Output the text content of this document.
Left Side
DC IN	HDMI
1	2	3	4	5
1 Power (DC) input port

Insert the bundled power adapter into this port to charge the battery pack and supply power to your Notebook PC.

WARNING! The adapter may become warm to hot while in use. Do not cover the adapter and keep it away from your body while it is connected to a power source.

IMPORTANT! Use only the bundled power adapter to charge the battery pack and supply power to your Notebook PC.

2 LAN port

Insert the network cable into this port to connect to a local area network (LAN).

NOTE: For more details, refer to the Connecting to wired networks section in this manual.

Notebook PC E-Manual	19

·····

▶ [Written instruction]: Write the data out again in full and exactly.

▶ [Right answer]:
Output the text content of this document.
Left Side
DC IN	HDMI
1	2	3	4	5
1 Power (DC) input port

Insert the bundled power adapter into this port to charge the battery pack and supply power to your Notebook PC.

WARNING! The adapter may become warm to hot while in use. Do not cover the adapter and keep it away from your body while it is connected to a power source.

IMPORTANT! Use only the bundled power adapter to charge the battery pack and supply power to your Notebook PC.

2 LAN port

Insert the network cable into this port to connect to a local area network (LAN).

NOTE: For more details, refer to the Connecting to wired networks section in this manual.

Notebook PC E-Manual	19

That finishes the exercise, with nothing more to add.